Stated exercise: Repeat every record exactly, but keep images out of the copy.

Data for this exercise:

— begin —

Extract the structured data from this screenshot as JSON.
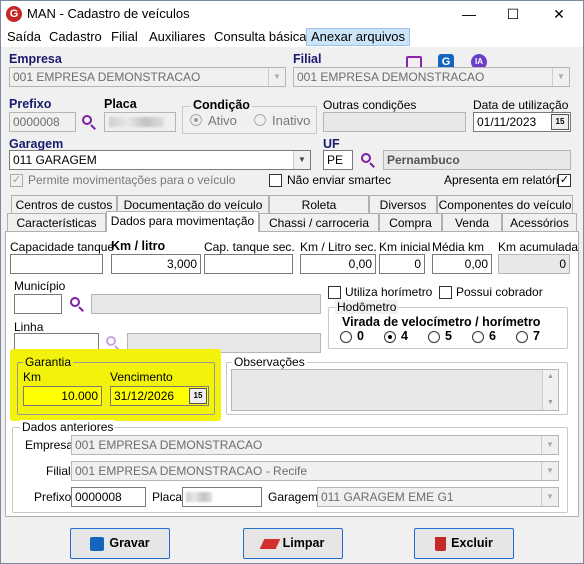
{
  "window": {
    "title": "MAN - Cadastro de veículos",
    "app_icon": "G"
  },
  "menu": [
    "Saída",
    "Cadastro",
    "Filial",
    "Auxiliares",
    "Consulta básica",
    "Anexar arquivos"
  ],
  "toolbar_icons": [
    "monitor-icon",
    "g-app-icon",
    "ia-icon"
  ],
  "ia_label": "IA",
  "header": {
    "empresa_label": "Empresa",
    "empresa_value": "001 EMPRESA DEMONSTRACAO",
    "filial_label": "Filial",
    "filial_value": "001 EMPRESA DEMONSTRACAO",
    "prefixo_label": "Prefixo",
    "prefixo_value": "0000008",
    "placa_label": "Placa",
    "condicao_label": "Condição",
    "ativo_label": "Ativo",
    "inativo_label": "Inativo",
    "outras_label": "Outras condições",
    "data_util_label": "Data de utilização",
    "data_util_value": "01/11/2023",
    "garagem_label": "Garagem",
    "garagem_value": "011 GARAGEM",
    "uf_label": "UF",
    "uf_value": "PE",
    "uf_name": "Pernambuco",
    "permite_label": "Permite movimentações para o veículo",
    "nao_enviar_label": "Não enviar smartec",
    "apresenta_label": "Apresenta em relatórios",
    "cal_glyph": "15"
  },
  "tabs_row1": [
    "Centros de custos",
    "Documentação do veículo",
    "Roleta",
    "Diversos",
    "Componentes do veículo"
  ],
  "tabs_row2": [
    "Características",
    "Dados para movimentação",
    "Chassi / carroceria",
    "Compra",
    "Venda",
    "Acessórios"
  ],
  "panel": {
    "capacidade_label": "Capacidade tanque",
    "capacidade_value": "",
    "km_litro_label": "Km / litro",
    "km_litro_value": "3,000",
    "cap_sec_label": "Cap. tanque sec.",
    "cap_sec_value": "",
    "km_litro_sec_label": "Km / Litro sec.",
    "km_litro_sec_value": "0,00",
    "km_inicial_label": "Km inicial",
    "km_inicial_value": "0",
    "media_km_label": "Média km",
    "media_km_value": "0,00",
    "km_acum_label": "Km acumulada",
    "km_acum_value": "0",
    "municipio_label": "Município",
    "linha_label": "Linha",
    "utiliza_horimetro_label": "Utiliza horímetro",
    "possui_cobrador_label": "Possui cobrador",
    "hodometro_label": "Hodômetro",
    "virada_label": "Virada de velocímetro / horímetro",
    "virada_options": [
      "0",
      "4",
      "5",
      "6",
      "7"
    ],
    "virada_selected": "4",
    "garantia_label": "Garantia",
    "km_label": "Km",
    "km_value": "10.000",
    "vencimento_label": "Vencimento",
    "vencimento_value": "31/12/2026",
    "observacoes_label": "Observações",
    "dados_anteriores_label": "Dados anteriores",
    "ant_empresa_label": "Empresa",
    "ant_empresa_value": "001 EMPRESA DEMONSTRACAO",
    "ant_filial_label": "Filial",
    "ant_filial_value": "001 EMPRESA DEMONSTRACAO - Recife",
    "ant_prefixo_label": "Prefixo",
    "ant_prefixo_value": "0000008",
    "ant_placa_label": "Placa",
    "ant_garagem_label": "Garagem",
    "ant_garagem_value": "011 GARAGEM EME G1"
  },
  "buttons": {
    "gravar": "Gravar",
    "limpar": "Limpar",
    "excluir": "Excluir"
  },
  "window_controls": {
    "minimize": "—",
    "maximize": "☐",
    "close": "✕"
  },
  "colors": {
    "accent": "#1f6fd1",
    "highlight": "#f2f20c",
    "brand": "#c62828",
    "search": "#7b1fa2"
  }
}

— end —

Task answer:
Extract the structured data from this screenshot as JSON.
{
  "window": {
    "title": "MAN - Cadastro de veículos",
    "app_icon": "G"
  },
  "menu": [
    "Saída",
    "Cadastro",
    "Filial",
    "Auxiliares",
    "Consulta básica",
    "Anexar arquivos"
  ],
  "toolbar_icons": [
    "monitor-icon",
    "g-app-icon",
    "ia-icon"
  ],
  "ia_label": "IA",
  "header": {
    "empresa_label": "Empresa",
    "empresa_value": "001 EMPRESA DEMONSTRACAO",
    "filial_label": "Filial",
    "filial_value": "001 EMPRESA DEMONSTRACAO",
    "prefixo_label": "Prefixo",
    "prefixo_value": "0000008",
    "placa_label": "Placa",
    "condicao_label": "Condição",
    "ativo_label": "Ativo",
    "inativo_label": "Inativo",
    "outras_label": "Outras condições",
    "data_util_label": "Data de utilização",
    "data_util_value": "01/11/2023",
    "garagem_label": "Garagem",
    "garagem_value": "011 GARAGEM",
    "uf_label": "UF",
    "uf_value": "PE",
    "uf_name": "Pernambuco",
    "permite_label": "Permite movimentações para o veículo",
    "nao_enviar_label": "Não enviar smartec",
    "apresenta_label": "Apresenta em relatórios",
    "cal_glyph": "15"
  },
  "tabs_row1": [
    "Centros de custos",
    "Documentação do veículo",
    "Roleta",
    "Diversos",
    "Componentes do veículo"
  ],
  "tabs_row2": [
    "Características",
    "Dados para movimentação",
    "Chassi / carroceria",
    "Compra",
    "Venda",
    "Acessórios"
  ],
  "panel": {
    "capacidade_label": "Capacidade tanque",
    "capacidade_value": "",
    "km_litro_label": "Km / litro",
    "km_litro_value": "3,000",
    "cap_sec_label": "Cap. tanque sec.",
    "cap_sec_value": "",
    "km_litro_sec_label": "Km / Litro sec.",
    "km_litro_sec_value": "0,00",
    "km_inicial_label": "Km inicial",
    "km_inicial_value": "0",
    "media_km_label": "Média km",
    "media_km_value": "0,00",
    "km_acum_label": "Km acumulada",
    "km_acum_value": "0",
    "municipio_label": "Município",
    "linha_label": "Linha",
    "utiliza_horimetro_label": "Utiliza horímetro",
    "possui_cobrador_label": "Possui cobrador",
    "hodometro_label": "Hodômetro",
    "virada_label": "Virada de velocímetro / horímetro",
    "virada_options": [
      "0",
      "4",
      "5",
      "6",
      "7"
    ],
    "virada_selected": "4",
    "garantia_label": "Garantia",
    "km_label": "Km",
    "km_value": "10.000",
    "vencimento_label": "Vencimento",
    "vencimento_value": "31/12/2026",
    "observacoes_label": "Observações",
    "dados_anteriores_label": "Dados anteriores",
    "ant_empresa_label": "Empresa",
    "ant_empresa_value": "001 EMPRESA DEMONSTRACAO",
    "ant_filial_label": "Filial",
    "ant_filial_value": "001 EMPRESA DEMONSTRACAO - Recife",
    "ant_prefixo_label": "Prefixo",
    "ant_prefixo_value": "0000008",
    "ant_placa_label": "Placa",
    "ant_garagem_label": "Garagem",
    "ant_garagem_value": "011 GARAGEM EME G1"
  },
  "buttons": {
    "gravar": "Gravar",
    "limpar": "Limpar",
    "excluir": "Excluir"
  },
  "window_controls": {
    "minimize": "—",
    "maximize": "☐",
    "close": "✕"
  },
  "colors": {
    "accent": "#1f6fd1",
    "highlight": "#f2f20c",
    "brand": "#c62828",
    "search": "#7b1fa2"
  }
}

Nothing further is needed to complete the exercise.